Reproduce the data below line for line, without changing any character.
----- STORED RECORDS -----
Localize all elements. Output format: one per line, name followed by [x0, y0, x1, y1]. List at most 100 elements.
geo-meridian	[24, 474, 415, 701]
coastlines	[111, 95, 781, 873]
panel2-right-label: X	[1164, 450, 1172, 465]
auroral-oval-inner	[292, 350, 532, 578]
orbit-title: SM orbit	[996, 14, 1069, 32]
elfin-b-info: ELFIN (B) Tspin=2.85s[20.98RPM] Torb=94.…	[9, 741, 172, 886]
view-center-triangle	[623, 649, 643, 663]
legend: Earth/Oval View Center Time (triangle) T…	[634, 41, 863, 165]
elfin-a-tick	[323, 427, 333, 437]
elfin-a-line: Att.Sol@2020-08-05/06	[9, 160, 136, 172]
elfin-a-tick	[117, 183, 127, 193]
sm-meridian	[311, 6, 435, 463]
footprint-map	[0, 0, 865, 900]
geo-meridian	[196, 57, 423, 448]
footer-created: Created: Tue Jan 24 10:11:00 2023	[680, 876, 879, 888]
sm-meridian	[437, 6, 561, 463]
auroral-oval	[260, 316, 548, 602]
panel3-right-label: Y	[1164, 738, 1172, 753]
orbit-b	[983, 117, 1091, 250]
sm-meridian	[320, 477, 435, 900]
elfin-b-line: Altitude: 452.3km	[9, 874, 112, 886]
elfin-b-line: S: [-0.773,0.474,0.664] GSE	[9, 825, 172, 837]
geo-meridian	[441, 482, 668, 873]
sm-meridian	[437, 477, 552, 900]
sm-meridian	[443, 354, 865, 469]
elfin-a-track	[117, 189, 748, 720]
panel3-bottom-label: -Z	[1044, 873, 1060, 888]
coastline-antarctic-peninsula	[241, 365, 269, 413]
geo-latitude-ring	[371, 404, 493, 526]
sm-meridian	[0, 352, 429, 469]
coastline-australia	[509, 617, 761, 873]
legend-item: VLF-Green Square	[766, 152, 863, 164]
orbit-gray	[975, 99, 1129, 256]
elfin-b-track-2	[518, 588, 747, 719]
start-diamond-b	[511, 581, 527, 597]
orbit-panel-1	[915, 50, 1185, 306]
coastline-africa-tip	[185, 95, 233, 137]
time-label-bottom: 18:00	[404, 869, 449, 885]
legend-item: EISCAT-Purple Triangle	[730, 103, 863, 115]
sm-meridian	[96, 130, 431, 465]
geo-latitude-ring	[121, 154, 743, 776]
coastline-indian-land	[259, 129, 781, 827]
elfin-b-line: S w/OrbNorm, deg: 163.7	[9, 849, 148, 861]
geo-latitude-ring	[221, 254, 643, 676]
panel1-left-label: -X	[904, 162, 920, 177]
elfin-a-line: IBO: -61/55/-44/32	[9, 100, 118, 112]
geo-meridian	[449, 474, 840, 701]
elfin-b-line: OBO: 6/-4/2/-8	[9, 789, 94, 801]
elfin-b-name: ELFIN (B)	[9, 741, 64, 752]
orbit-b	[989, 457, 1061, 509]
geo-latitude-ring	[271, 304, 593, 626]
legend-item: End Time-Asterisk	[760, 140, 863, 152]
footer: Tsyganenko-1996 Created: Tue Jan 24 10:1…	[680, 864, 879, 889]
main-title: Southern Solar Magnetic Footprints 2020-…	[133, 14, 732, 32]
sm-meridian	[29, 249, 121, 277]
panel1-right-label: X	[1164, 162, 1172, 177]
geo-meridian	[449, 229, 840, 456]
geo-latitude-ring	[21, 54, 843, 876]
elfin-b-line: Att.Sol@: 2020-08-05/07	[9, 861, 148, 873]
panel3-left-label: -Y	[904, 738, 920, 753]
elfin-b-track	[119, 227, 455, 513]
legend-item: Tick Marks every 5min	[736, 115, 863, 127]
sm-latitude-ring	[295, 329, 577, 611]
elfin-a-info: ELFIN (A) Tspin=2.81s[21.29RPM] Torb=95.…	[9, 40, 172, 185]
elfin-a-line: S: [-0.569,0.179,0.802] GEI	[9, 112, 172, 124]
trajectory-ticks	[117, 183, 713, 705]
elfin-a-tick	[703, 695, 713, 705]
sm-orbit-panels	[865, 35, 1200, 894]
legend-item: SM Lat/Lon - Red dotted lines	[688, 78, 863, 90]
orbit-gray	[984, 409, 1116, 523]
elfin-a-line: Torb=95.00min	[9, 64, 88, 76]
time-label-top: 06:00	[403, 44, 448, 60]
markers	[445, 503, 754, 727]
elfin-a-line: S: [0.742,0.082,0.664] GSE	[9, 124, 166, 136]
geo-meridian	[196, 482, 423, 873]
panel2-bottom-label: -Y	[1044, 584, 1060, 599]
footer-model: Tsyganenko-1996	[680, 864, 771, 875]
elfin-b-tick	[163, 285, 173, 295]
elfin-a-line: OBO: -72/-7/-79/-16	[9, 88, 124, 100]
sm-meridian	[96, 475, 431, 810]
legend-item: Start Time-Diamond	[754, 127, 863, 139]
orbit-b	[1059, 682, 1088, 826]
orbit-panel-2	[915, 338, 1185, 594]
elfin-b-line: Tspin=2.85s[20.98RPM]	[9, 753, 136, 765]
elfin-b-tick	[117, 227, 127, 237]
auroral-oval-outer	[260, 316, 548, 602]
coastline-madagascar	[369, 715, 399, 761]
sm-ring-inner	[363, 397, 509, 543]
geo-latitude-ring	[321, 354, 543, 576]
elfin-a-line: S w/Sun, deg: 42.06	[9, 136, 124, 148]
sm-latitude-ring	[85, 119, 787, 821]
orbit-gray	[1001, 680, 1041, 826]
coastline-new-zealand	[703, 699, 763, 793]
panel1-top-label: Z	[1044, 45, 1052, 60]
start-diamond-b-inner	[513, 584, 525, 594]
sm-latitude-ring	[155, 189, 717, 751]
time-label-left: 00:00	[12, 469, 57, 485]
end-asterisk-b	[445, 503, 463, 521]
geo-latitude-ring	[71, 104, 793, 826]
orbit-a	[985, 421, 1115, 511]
-----
● THE ANSWER:
Localize all elements. Output format: one per line, name followed by [x0, y0, x1, y1]. List at most 100 elements.
geo-meridian	[24, 474, 415, 701]
coastlines	[111, 95, 781, 873]
panel2-right-label: X	[1164, 450, 1172, 465]
auroral-oval-inner	[292, 350, 532, 578]
orbit-title: SM orbit	[996, 14, 1069, 32]
elfin-b-info: ELFIN (B) Tspin=2.85s[20.98RPM] Torb=94.…	[9, 741, 172, 886]
view-center-triangle	[623, 649, 643, 663]
legend: Earth/Oval View Center Time (triangle) T…	[634, 41, 863, 165]
elfin-a-tick	[323, 427, 333, 437]
elfin-a-line: Att.Sol@2020-08-05/06	[9, 160, 136, 172]
elfin-a-tick	[117, 183, 127, 193]
sm-meridian	[311, 6, 435, 463]
footprint-map	[0, 0, 865, 900]
geo-meridian	[196, 57, 423, 448]
footer-created: Created: Tue Jan 24 10:11:00 2023	[680, 876, 879, 888]
sm-meridian	[437, 6, 561, 463]
auroral-oval	[260, 316, 548, 602]
panel3-right-label: Y	[1164, 738, 1172, 753]
orbit-b	[983, 117, 1091, 250]
sm-meridian	[320, 477, 435, 900]
elfin-b-line: Altitude: 452.3km	[9, 874, 112, 886]
elfin-b-line: S: [-0.773,0.474,0.664] GSE	[9, 825, 172, 837]
geo-meridian	[441, 482, 668, 873]
sm-meridian	[437, 477, 552, 900]
sm-meridian	[443, 354, 865, 469]
elfin-a-track	[117, 189, 748, 720]
panel3-bottom-label: -Z	[1044, 873, 1060, 888]
coastline-antarctic-peninsula	[241, 365, 269, 413]
geo-latitude-ring	[371, 404, 493, 526]
sm-meridian	[0, 352, 429, 469]
coastline-australia	[509, 617, 761, 873]
legend-item: VLF-Green Square	[766, 152, 863, 164]
orbit-gray	[975, 99, 1129, 256]
elfin-b-track-2	[518, 588, 747, 719]
start-diamond-b	[511, 581, 527, 597]
orbit-panel-1	[915, 50, 1185, 306]
coastline-africa-tip	[185, 95, 233, 137]
time-label-bottom: 18:00	[404, 869, 449, 885]
legend-item: EISCAT-Purple Triangle	[730, 103, 863, 115]
sm-meridian	[96, 130, 431, 465]
geo-latitude-ring	[121, 154, 743, 776]
coastline-indian-land	[259, 129, 781, 827]
elfin-b-line: S w/OrbNorm, deg: 163.7	[9, 849, 148, 861]
geo-latitude-ring	[221, 254, 643, 676]
panel1-left-label: -X	[904, 162, 920, 177]
elfin-a-line: IBO: -61/55/-44/32	[9, 100, 118, 112]
geo-meridian	[449, 474, 840, 701]
elfin-b-line: OBO: 6/-4/2/-8	[9, 789, 94, 801]
elfin-b-name: ELFIN (B)	[9, 741, 64, 752]
orbit-b	[989, 457, 1061, 509]
geo-latitude-ring	[271, 304, 593, 626]
legend-item: End Time-Asterisk	[760, 140, 863, 152]
footer: Tsyganenko-1996 Created: Tue Jan 24 10:1…	[680, 864, 879, 889]
main-title: Southern Solar Magnetic Footprints 2020-…	[133, 14, 732, 32]
sm-meridian	[29, 249, 121, 277]
panel1-right-label: X	[1164, 162, 1172, 177]
geo-meridian	[449, 229, 840, 456]
geo-latitude-ring	[21, 54, 843, 876]
elfin-b-line: Att.Sol@: 2020-08-05/07	[9, 861, 148, 873]
panel3-left-label: -Y	[904, 738, 920, 753]
elfin-b-track	[119, 227, 455, 513]
legend-item: Tick Marks every 5min	[736, 115, 863, 127]
sm-latitude-ring	[295, 329, 577, 611]
elfin-a-info: ELFIN (A) Tspin=2.81s[21.29RPM] Torb=95.…	[9, 40, 172, 185]
elfin-a-line: S: [-0.569,0.179,0.802] GEI	[9, 112, 172, 124]
trajectory-ticks	[117, 183, 713, 705]
elfin-a-tick	[703, 695, 713, 705]
sm-orbit-panels	[865, 35, 1200, 894]
legend-item: SM Lat/Lon - Red dotted lines	[688, 78, 863, 90]
orbit-gray	[984, 409, 1116, 523]
elfin-a-line: Torb=95.00min	[9, 64, 88, 76]
time-label-top: 06:00	[403, 44, 448, 60]
markers	[445, 503, 754, 727]
elfin-a-line: S: [0.742,0.082,0.664] GSE	[9, 124, 166, 136]
geo-meridian	[196, 482, 423, 873]
panel2-bottom-label: -Y	[1044, 584, 1060, 599]
footer-model: Tsyganenko-1996	[680, 864, 771, 875]
elfin-b-tick	[163, 285, 173, 295]
elfin-a-line: OBO: -72/-7/-79/-16	[9, 88, 124, 100]
sm-meridian	[96, 475, 431, 810]
legend-item: Start Time-Diamond	[754, 127, 863, 139]
orbit-b	[1059, 682, 1088, 826]
orbit-panel-2	[915, 338, 1185, 594]
elfin-b-line: Tspin=2.85s[20.98RPM]	[9, 753, 136, 765]
elfin-b-tick	[117, 227, 127, 237]
auroral-oval-outer	[260, 316, 548, 602]
coastline-madagascar	[369, 715, 399, 761]
sm-ring-inner	[363, 397, 509, 543]
geo-latitude-ring	[321, 354, 543, 576]
elfin-a-line: S w/Sun, deg: 42.06	[9, 136, 124, 148]
sm-latitude-ring	[85, 119, 787, 821]
orbit-gray	[1001, 680, 1041, 826]
coastline-new-zealand	[703, 699, 763, 793]
panel1-top-label: Z	[1044, 45, 1052, 60]
start-diamond-b-inner	[513, 584, 525, 594]
sm-latitude-ring	[155, 189, 717, 751]
time-label-left: 00:00	[12, 469, 57, 485]
end-asterisk-b	[445, 503, 463, 521]
geo-latitude-ring	[71, 104, 793, 826]
orbit-a	[985, 421, 1115, 511]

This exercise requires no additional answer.